** Start Material provided **

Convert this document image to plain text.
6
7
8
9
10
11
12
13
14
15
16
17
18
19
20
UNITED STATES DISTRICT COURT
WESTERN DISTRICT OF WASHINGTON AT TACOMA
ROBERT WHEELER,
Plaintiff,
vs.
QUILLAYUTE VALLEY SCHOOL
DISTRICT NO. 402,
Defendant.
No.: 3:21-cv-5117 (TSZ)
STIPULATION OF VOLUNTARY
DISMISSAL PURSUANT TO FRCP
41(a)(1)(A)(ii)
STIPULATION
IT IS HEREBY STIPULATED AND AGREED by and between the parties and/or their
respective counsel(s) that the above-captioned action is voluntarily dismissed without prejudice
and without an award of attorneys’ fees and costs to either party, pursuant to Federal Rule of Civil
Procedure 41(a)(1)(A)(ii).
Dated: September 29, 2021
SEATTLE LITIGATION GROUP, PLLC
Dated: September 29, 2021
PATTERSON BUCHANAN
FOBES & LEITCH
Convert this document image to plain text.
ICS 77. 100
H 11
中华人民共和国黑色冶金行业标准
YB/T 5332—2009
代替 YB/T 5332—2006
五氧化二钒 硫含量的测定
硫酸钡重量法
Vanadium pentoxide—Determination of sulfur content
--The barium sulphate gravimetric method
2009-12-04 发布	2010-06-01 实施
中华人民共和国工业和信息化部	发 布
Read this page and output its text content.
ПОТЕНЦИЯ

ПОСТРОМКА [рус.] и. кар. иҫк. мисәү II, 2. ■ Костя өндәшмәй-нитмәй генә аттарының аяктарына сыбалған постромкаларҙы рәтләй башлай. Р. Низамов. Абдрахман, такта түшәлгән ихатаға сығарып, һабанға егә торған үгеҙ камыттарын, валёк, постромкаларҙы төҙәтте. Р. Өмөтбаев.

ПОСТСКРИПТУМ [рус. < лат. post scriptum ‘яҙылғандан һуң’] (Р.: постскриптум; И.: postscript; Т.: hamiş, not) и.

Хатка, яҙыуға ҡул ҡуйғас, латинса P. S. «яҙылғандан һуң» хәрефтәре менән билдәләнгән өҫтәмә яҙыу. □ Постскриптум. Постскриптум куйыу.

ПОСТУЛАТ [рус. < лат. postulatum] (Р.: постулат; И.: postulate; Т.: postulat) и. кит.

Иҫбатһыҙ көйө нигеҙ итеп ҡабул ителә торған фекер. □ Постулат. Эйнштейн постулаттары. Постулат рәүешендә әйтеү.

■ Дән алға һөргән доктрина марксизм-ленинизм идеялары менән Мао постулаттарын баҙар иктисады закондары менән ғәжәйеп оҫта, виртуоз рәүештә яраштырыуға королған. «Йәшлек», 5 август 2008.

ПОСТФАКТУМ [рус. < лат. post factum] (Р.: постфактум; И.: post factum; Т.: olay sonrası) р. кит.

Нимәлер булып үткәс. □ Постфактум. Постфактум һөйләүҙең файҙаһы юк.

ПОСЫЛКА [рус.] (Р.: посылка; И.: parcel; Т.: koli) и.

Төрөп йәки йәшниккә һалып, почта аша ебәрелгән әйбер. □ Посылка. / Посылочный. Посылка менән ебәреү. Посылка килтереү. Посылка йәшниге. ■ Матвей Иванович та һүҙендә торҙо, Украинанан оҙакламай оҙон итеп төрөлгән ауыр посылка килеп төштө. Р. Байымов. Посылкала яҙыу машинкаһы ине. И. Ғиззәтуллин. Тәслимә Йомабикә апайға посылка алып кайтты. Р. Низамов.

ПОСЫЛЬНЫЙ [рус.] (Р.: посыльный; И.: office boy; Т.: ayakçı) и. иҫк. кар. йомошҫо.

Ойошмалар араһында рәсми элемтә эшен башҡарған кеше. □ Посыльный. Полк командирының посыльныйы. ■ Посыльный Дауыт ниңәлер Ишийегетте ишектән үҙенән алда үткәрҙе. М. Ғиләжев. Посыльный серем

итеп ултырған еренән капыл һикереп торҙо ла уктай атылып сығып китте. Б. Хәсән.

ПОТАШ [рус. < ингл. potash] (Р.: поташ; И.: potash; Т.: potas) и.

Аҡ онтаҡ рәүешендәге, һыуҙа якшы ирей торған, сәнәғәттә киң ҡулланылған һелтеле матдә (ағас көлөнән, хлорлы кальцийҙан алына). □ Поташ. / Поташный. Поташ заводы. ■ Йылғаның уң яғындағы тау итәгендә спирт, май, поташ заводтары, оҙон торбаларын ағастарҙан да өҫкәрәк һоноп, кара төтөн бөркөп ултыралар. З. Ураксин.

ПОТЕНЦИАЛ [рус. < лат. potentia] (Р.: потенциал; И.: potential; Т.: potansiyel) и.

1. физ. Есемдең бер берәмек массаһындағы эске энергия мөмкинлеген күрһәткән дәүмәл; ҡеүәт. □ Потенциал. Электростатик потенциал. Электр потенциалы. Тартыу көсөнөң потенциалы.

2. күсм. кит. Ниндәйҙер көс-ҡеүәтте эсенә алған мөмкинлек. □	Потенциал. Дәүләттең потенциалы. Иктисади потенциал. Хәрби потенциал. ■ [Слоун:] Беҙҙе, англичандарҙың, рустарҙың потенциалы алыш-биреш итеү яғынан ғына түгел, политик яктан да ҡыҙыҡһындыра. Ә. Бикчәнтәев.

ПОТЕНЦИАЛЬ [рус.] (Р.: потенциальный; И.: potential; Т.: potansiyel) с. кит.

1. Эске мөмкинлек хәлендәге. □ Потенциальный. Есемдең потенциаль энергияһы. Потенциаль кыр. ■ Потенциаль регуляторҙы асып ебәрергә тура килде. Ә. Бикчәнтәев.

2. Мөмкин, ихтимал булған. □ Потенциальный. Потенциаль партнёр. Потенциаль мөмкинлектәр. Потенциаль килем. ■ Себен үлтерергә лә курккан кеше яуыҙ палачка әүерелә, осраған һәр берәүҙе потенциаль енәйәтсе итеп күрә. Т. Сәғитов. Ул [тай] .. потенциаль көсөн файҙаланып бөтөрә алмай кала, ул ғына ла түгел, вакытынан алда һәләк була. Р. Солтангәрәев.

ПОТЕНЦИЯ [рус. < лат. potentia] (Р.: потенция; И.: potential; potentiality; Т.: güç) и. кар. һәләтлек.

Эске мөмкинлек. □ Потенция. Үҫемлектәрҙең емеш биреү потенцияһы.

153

** End Material provided **

◆ What needs to be done:
Repeat all of the entries exactly.

◆ Solution to the exercise:
Convert this document image to plain text.
6
7
8
9
10
11
12
13
14
15
16
17
18
19
20
UNITED STATES DISTRICT COURT
WESTERN DISTRICT OF WASHINGTON AT TACOMA
ROBERT WHEELER,
Plaintiff,
vs.
QUILLAYUTE VALLEY SCHOOL
DISTRICT NO. 402,
Defendant.
No.: 3:21-cv-5117 (TSZ)
STIPULATION OF VOLUNTARY
DISMISSAL PURSUANT TO FRCP
41(a)(1)(A)(ii)
STIPULATION
IT IS HEREBY STIPULATED AND AGREED by and between the parties and/or their
respective counsel(s) that the above-captioned action is voluntarily dismissed without prejudice
and without an award of attorneys’ fees and costs to either party, pursuant to Federal Rule of Civil
Procedure 41(a)(1)(A)(ii).
Dated: September 29, 2021
SEATTLE LITIGATION GROUP, PLLC
Dated: September 29, 2021
PATTERSON BUCHANAN
FOBES & LEITCH
Convert this document image to plain text.
ICS 77. 100
H 11
中华人民共和国黑色冶金行业标准
YB/T 5332—2009
代替 YB/T 5332—2006
五氧化二钒 硫含量的测定
硫酸钡重量法
Vanadium pentoxide—Determination of sulfur content
--The barium sulphate gravimetric method
2009-12-04 发布	2010-06-01 实施
中华人民共和国工业和信息化部	发 布
Read this page and output its text content.
ПОТЕНЦИЯ

ПОСТРОМКА [рус.] и. кар. иҫк. мисәү II, 2. ■ Костя өндәшмәй-нитмәй генә аттарының аяктарына сыбалған постромкаларҙы рәтләй башлай. Р. Низамов. Абдрахман, такта түшәлгән ихатаға сығарып, һабанға егә торған үгеҙ камыттарын, валёк, постромкаларҙы төҙәтте. Р. Өмөтбаев.

ПОСТСКРИПТУМ [рус. < лат. post scriptum ‘яҙылғандан һуң’] (Р.: постскриптум; И.: postscript; Т.: hamiş, not) и.

Хатка, яҙыуға ҡул ҡуйғас, латинса P. S. «яҙылғандан һуң» хәрефтәре менән билдәләнгән өҫтәмә яҙыу. □ Постскриптум. Постскриптум куйыу.

ПОСТУЛАТ [рус. < лат. postulatum] (Р.: постулат; И.: postulate; Т.: postulat) и. кит.

Иҫбатһыҙ көйө нигеҙ итеп ҡабул ителә торған фекер. □ Постулат. Эйнштейн постулаттары. Постулат рәүешендә әйтеү.

■ Дән алға һөргән доктрина марксизм-ленинизм идеялары менән Мао постулаттарын баҙар иктисады закондары менән ғәжәйеп оҫта, виртуоз рәүештә яраштырыуға королған. «Йәшлек», 5 август 2008.

ПОСТФАКТУМ [рус. < лат. post factum] (Р.: постфактум; И.: post factum; Т.: olay sonrası) р. кит.

Нимәлер булып үткәс. □ Постфактум. Постфактум һөйләүҙең файҙаһы юк.

ПОСЫЛКА [рус.] (Р.: посылка; И.: parcel; Т.: koli) и.

Төрөп йәки йәшниккә һалып, почта аша ебәрелгән әйбер. □ Посылка. / Посылочный. Посылка менән ебәреү. Посылка килтереү. Посылка йәшниге. ■ Матвей Иванович та һүҙендә торҙо, Украинанан оҙакламай оҙон итеп төрөлгән ауыр посылка килеп төштө. Р. Байымов. Посылкала яҙыу машинкаһы ине. И. Ғиззәтуллин. Тәслимә Йомабикә апайға посылка алып кайтты. Р. Низамов.

ПОСЫЛЬНЫЙ [рус.] (Р.: посыльный; И.: office boy; Т.: ayakçı) и. иҫк. кар. йомошҫо.

Ойошмалар араһында рәсми элемтә эшен башҡарған кеше. □ Посыльный. Полк командирының посыльныйы. ■ Посыльный Дауыт ниңәлер Ишийегетте ишектән үҙенән алда үткәрҙе. М. Ғиләжев. Посыльный серем

итеп ултырған еренән капыл һикереп торҙо ла уктай атылып сығып китте. Б. Хәсән.

ПОТАШ [рус. < ингл. potash] (Р.: поташ; И.: potash; Т.: potas) и.

Аҡ онтаҡ рәүешендәге, һыуҙа якшы ирей торған, сәнәғәттә киң ҡулланылған һелтеле матдә (ағас көлөнән, хлорлы кальцийҙан алына). □ Поташ. / Поташный. Поташ заводы. ■ Йылғаның уң яғындағы тау итәгендә спирт, май, поташ заводтары, оҙон торбаларын ағастарҙан да өҫкәрәк һоноп, кара төтөн бөркөп ултыралар. З. Ураксин.

ПОТЕНЦИАЛ [рус. < лат. potentia] (Р.: потенциал; И.: potential; Т.: potansiyel) и.

1. физ. Есемдең бер берәмек массаһындағы эске энергия мөмкинлеген күрһәткән дәүмәл; ҡеүәт. □ Потенциал. Электростатик потенциал. Электр потенциалы. Тартыу көсөнөң потенциалы.

2. күсм. кит. Ниндәйҙер көс-ҡеүәтте эсенә алған мөмкинлек. □	Потенциал. Дәүләттең потенциалы. Иктисади потенциал. Хәрби потенциал. ■ [Слоун:] Беҙҙе, англичандарҙың, рустарҙың потенциалы алыш-биреш итеү яғынан ғына түгел, политик яктан да ҡыҙыҡһындыра. Ә. Бикчәнтәев.

ПОТЕНЦИАЛЬ [рус.] (Р.: потенциальный; И.: potential; Т.: potansiyel) с. кит.

1. Эске мөмкинлек хәлендәге. □ Потенциальный. Есемдең потенциаль энергияһы. Потенциаль кыр. ■ Потенциаль регуляторҙы асып ебәрергә тура килде. Ә. Бикчәнтәев.

2. Мөмкин, ихтимал булған. □ Потенциальный. Потенциаль партнёр. Потенциаль мөмкинлектәр. Потенциаль килем. ■ Себен үлтерергә лә курккан кеше яуыҙ палачка әүерелә, осраған һәр берәүҙе потенциаль енәйәтсе итеп күрә. Т. Сәғитов. Ул [тай] .. потенциаль көсөн файҙаланып бөтөрә алмай кала, ул ғына ла түгел, вакытынан алда һәләк була. Р. Солтангәрәев.

ПОТЕНЦИЯ [рус. < лат. potentia] (Р.: потенция; И.: potential; potentiality; Т.: güç) и. кар. һәләтлек.

Эске мөмкинлек. □ Потенция. Үҫемлектәрҙең емеш биреү потенцияһы.

153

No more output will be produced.